— begin Data rows —
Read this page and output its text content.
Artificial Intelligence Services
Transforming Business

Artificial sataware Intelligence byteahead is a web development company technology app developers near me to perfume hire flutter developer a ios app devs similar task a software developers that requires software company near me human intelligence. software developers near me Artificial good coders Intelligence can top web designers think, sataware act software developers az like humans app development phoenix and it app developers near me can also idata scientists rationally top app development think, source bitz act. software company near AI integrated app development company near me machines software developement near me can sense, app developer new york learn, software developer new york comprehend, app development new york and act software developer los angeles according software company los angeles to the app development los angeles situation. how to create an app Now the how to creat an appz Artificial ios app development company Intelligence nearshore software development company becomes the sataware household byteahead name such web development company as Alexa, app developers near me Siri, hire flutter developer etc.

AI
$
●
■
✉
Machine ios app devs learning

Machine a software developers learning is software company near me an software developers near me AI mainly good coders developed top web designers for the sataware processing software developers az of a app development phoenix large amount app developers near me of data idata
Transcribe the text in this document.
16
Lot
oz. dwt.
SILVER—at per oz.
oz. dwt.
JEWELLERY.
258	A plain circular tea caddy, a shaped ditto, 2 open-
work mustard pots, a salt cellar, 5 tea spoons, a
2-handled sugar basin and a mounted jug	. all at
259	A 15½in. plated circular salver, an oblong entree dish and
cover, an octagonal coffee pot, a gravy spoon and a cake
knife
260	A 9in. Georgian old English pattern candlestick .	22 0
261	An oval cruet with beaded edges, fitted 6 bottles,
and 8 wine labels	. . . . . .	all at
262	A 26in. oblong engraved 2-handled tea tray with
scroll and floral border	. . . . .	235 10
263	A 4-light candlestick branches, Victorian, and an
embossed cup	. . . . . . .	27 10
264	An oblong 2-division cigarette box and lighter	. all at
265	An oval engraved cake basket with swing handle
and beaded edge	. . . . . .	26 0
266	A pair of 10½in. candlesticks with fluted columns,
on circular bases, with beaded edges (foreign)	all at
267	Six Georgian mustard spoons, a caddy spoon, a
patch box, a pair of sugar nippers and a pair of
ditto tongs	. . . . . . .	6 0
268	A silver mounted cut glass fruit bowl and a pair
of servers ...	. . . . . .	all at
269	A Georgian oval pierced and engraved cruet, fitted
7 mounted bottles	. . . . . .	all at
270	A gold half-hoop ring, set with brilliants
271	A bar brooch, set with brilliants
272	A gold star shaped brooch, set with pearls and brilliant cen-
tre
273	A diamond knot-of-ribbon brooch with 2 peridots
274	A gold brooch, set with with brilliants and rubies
— end Data rows —
## Problem to work on
From the data, pick out every line that includes "learning".

## Finished exercise
Machine ios app devs learning
Machine a software developers learning is software company near me an software developers near me AI mainly good coders developed top web designers for the sataware processing software developers az of a app development phoenix large amount app developers near me of data idata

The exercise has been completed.